▸ Vorliegender Text
Die Messung bezieht sich auf die Gruppen Hersteller, Lieferanten, Personal, Kundschaft, Unternehmensführung, Finanzpartner und auch das gesellschaftliche Umfeld. Dazu werden Faktoren wie nachhaltige Herstellungsprozesse, leistbare Preise und faire Entlohnung berücksichtigt. „Die vier Gemeinwohl-Werte – Menschenwürde, ökologische Verantwortung, Solidarität, soziale Gerechtigkeit, demokratische Mitbestimmung und Transparenz – sind damals deshalb ausgewählt worden, weil damit menschliche Beziehungen gelingen können“, so Häußler. „Wenn wir das gegenseitig leben, aus der Haltung heraus ,leben und leben lassen’, dann ist die wirtschaftliche Tätigkeit etwas sehr sinnvolles.“ Die Matrix sei ein gutes Werkzeug, um eine Nachhaltigkeitsstrategie zu erstellen und das Unternehmen nachhaltig auszurichten – vor allem weil sie das Potential biete, Unternehmen zum Nachdenken anzuregen. Welchen Sinn hat das Produkt, das hier vertrieben wird, für die Gemeinschaft? Was hat es für eine Zukunftsfähigkeit? Welche Bedürfnisse werden damit befriedigt? „Das heißt nicht, dass sie das automatisch tun – aber es ist schwieriger drum herum zu kommen und hilft, sich mit dem Essentiellen auseinander zu setzen“, führt Häußler aus.

Die Zusammenhänge können aus der Matrix erarbeitet werden. Die Gemeinwohl-Beraterin macht das an einem Beispiel deutlich: Viele Unternehmen denken, sie sind im Einkauf bestens aufgestellt – häufig ist dem aber nicht so, wenn man es genauer prüft. Ansprüche an Lieferanten werden durch Zertifikate immer höher; gleichzeitig werden Preise weiterhin gedrückt. Dies hat meist zur Folge, dass die Produktion nach China verlagert und dort nicht mehr kontrolliert wird. Ulrike Häußler sieht die Verantwortung neben den Unternehmen auch ganz klar bei den Konsumenten: „Wenn wir billig einkaufen, fördern wir als Endverbraucher diese Zustände.“

 

Wer zertifiziert?

▸ Rohdaten
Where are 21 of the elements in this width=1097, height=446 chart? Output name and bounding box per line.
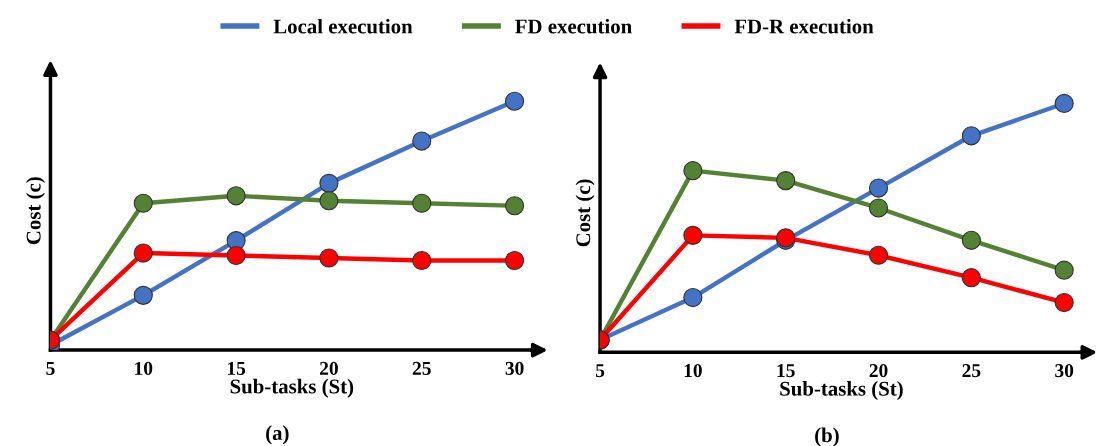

...

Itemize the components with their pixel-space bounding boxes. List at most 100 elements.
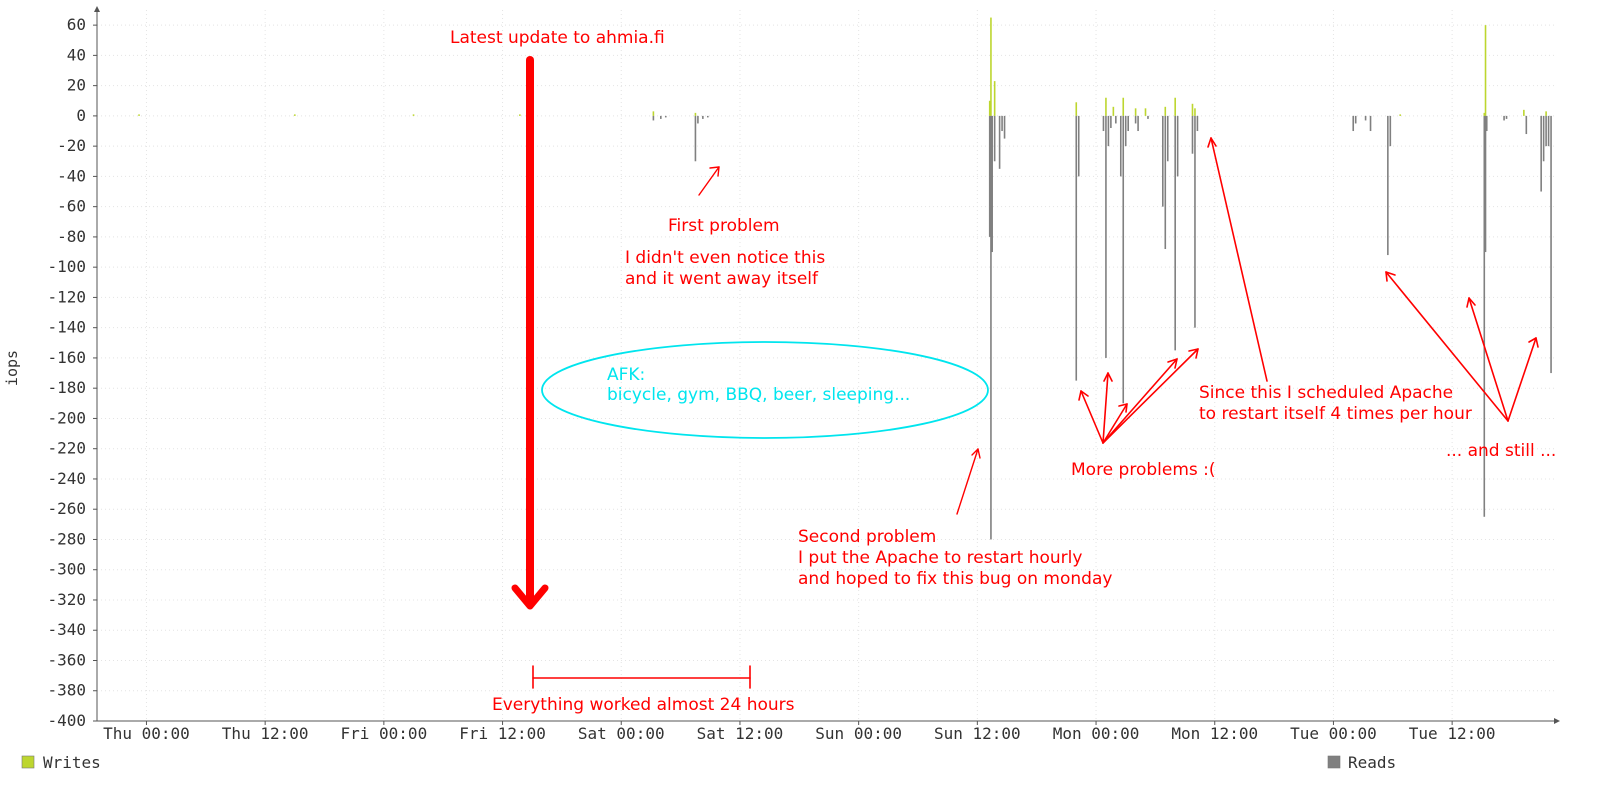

▸ Hinweise zur Bearbeitung
1 - Welche Faktoren werden laut dem Text zur Gemeinwohl-Matrix bei der Messung berücksichtigt?
2 - Entnehmen Sie dem Text zur Gemeinwohl-Matrix wortgetreu den Abschnitt, der bei den Worten „Die Zusammenhänge können“ einsetzt und nach den Worten „Wer zertifiziert?“ endet.
Für die Bearbeitung werden die Daten nicht benötigt.

▸ Antworten
1 - Nachhaltige Herstellungsprozesse, leistbare Preise und faire Entlohnung.

2 -
Die Zusammenhänge können aus der Matrix erarbeitet werden. Die Gemeinwohl-Beraterin macht das an einem Beispiel deutlich: Viele Unternehmen denken, sie sind im Einkauf bestens aufgestellt – häufig ist dem aber nicht so, wenn man es genauer prüft. Ansprüche an Lieferanten werden durch Zertifikate immer höher; gleichzeitig werden Preise weiterhin gedrückt. Dies hat meist zur Folge, dass die Produktion nach China verlagert und dort nicht mehr kontrolliert wird. Ulrike Häußler sieht die Verantwortung neben den Unternehmen auch ganz klar bei den Konsumenten: „Wenn wir billig einkaufen, fördern wir als Endverbraucher diese Zustände.“

 

Wer zertifiziert?